SET EXERCISE » Copy the data exactly; pictures stay out of the copy.

- - -

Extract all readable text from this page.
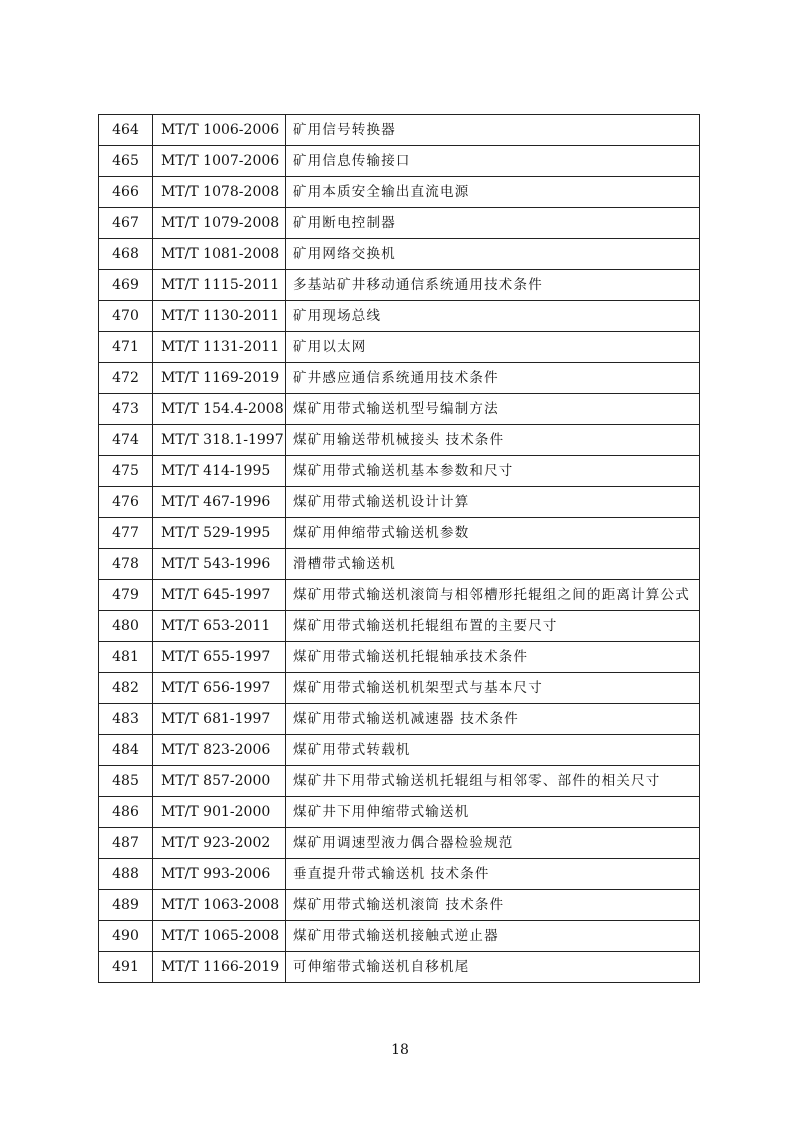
464	MT/T 1006-2006	矿用信号转换器
465	MT/T 1007-2006	矿用信息传输接口
466	MT/T 1078-2008	矿用本质安全输出直流电源
467	MT/T 1079-2008	矿用断电控制器
468	MT/T 1081-2008	矿用网络交换机
469	MT/T 1115-2011	多基站矿井移动通信系统通用技术条件
470	MT/T 1130-2011	矿用现场总线
471	MT/T 1131-2011	矿用以太网
472	MT/T 1169-2019	矿井感应通信系统通用技术条件
473	MT/T 154.4-2008	煤矿用带式输送机型号编制方法
474	MT/T 318.1-1997	煤矿用输送带机械接头 技术条件
475	MT/T 414-1995	煤矿用带式输送机基本参数和尺寸
476	MT/T 467-1996	煤矿用带式输送机设计计算
477	MT/T 529-1995	煤矿用伸缩带式输送机参数
478	MT/T 543-1996	滑槽带式输送机
479	MT/T 645-1997	煤矿用带式输送机滚筒与相邻槽形托辊组之间的距离计算公式
480	MT/T 653-2011	煤矿用带式输送机托辊组布置的主要尺寸
481	MT/T 655-1997	煤矿用带式输送机托辊轴承技术条件
482	MT/T 656-1997	煤矿用带式输送机机架型式与基本尺寸
483	MT/T 681-1997	煤矿用带式输送机减速器 技术条件
484	MT/T 823-2006	煤矿用带式转载机
485	MT/T 857-2000	煤矿井下用带式输送机托辊组与相邻零、部件的相关尺寸
486	MT/T 901-2000	煤矿井下用伸缩带式输送机
487	MT/T 923-2002	煤矿用调速型液力偶合器检验规范
488	MT/T 993-2006	垂直提升带式输送机 技术条件
489	MT/T 1063-2008	煤矿用带式输送机滚筒 技术条件
490	MT/T 1065-2008	煤矿用带式输送机接触式逆止器
491	MT/T 1166-2019	可伸缩带式输送机自移机尾
18
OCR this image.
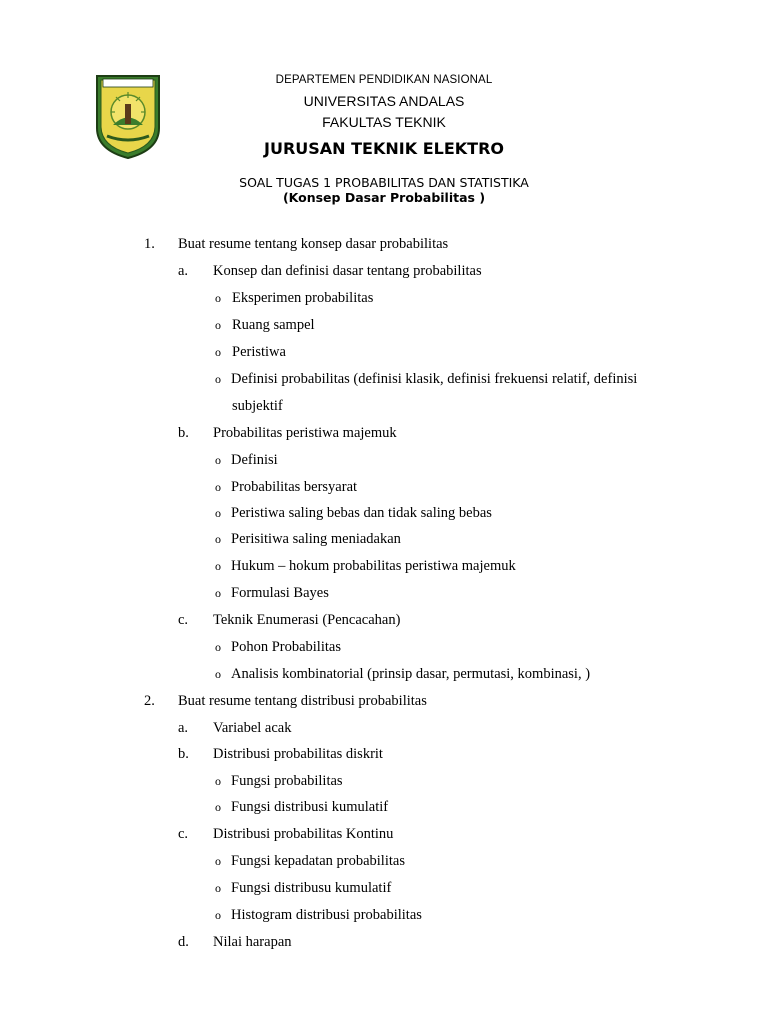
DEPARTEMEN PENDIDIKAN NASIONAL
UNIVERSITAS ANDALAS
FAKULTAS TEKNIK
JURUSAN TEKNIK ELEKTRO
SOAL TUGAS 1 PROBABILITAS DAN STATISTIKA
(Konsep Dasar Probabilitas )
1. Buat resume tentang konsep dasar probabilitas
a. Konsep dan definisi dasar tentang probabilitas
o Eksperimen probabilitas
o Ruang sampel
o Peristiwa
o Definisi probabilitas (definisi klasik, definisi frekuensi relatif, definisi
subjektif
b. Probabilitas peristiwa majemuk
o Definisi
o Probabilitas bersyarat
o Peristiwa saling bebas dan tidak saling bebas
o Perisitiwa saling meniadakan
o Hukum – hokum probabilitas peristiwa majemuk
o Formulasi Bayes
c. Teknik Enumerasi (Pencacahan)
o Pohon Probabilitas
o Analisis kombinatorial (prinsip dasar, permutasi, kombinasi, )
2. Buat resume tentang distribusi probabilitas
a. Variabel acak
b. Distribusi probabilitas diskrit
o Fungsi probabilitas
o Fungsi distribusi kumulatif
c. Distribusi probabilitas Kontinu
o Fungsi kepadatan probabilitas
o Fungsi distribusu kumulatif
o Histogram distribusi probabilitas
d. Nilai harapan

- - -

TASK ANSWER »
Extract all readable text from this page.
464	MT/T 1006-2006	矿用信号转换器
465	MT/T 1007-2006	矿用信息传输接口
466	MT/T 1078-2008	矿用本质安全输出直流电源
467	MT/T 1079-2008	矿用断电控制器
468	MT/T 1081-2008	矿用网络交换机
469	MT/T 1115-2011	多基站矿井移动通信系统通用技术条件
470	MT/T 1130-2011	矿用现场总线
471	MT/T 1131-2011	矿用以太网
472	MT/T 1169-2019	矿井感应通信系统通用技术条件
473	MT/T 154.4-2008	煤矿用带式输送机型号编制方法
474	MT/T 318.1-1997	煤矿用输送带机械接头 技术条件
475	MT/T 414-1995	煤矿用带式输送机基本参数和尺寸
476	MT/T 467-1996	煤矿用带式输送机设计计算
477	MT/T 529-1995	煤矿用伸缩带式输送机参数
478	MT/T 543-1996	滑槽带式输送机
479	MT/T 645-1997	煤矿用带式输送机滚筒与相邻槽形托辊组之间的距离计算公式
480	MT/T 653-2011	煤矿用带式输送机托辊组布置的主要尺寸
481	MT/T 655-1997	煤矿用带式输送机托辊轴承技术条件
482	MT/T 656-1997	煤矿用带式输送机机架型式与基本尺寸
483	MT/T 681-1997	煤矿用带式输送机减速器 技术条件
484	MT/T 823-2006	煤矿用带式转载机
485	MT/T 857-2000	煤矿井下用带式输送机托辊组与相邻零、部件的相关尺寸
486	MT/T 901-2000	煤矿井下用伸缩带式输送机
487	MT/T 923-2002	煤矿用调速型液力偶合器检验规范
488	MT/T 993-2006	垂直提升带式输送机 技术条件
489	MT/T 1063-2008	煤矿用带式输送机滚筒 技术条件
490	MT/T 1065-2008	煤矿用带式输送机接触式逆止器
491	MT/T 1166-2019	可伸缩带式输送机自移机尾
18
OCR this image.
DEPARTEMEN PENDIDIKAN NASIONAL
UNIVERSITAS ANDALAS
FAKULTAS TEKNIK
JURUSAN TEKNIK ELEKTRO
SOAL TUGAS 1 PROBABILITAS DAN STATISTIKA
(Konsep Dasar Probabilitas )
1. Buat resume tentang konsep dasar probabilitas
a. Konsep dan definisi dasar tentang probabilitas
o Eksperimen probabilitas
o Ruang sampel
o Peristiwa
o Definisi probabilitas (definisi klasik, definisi frekuensi relatif, definisi
subjektif
b. Probabilitas peristiwa majemuk
o Definisi
o Probabilitas bersyarat
o Peristiwa saling bebas dan tidak saling bebas
o Perisitiwa saling meniadakan
o Hukum – hokum probabilitas peristiwa majemuk
o Formulasi Bayes
c. Teknik Enumerasi (Pencacahan)
o Pohon Probabilitas
o Analisis kombinatorial (prinsip dasar, permutasi, kombinasi, )
2. Buat resume tentang distribusi probabilitas
a. Variabel acak
b. Distribusi probabilitas diskrit
o Fungsi probabilitas
o Fungsi distribusi kumulatif
c. Distribusi probabilitas Kontinu
o Fungsi kepadatan probabilitas
o Fungsi distribusu kumulatif
o Histogram distribusi probabilitas
d. Nilai harapan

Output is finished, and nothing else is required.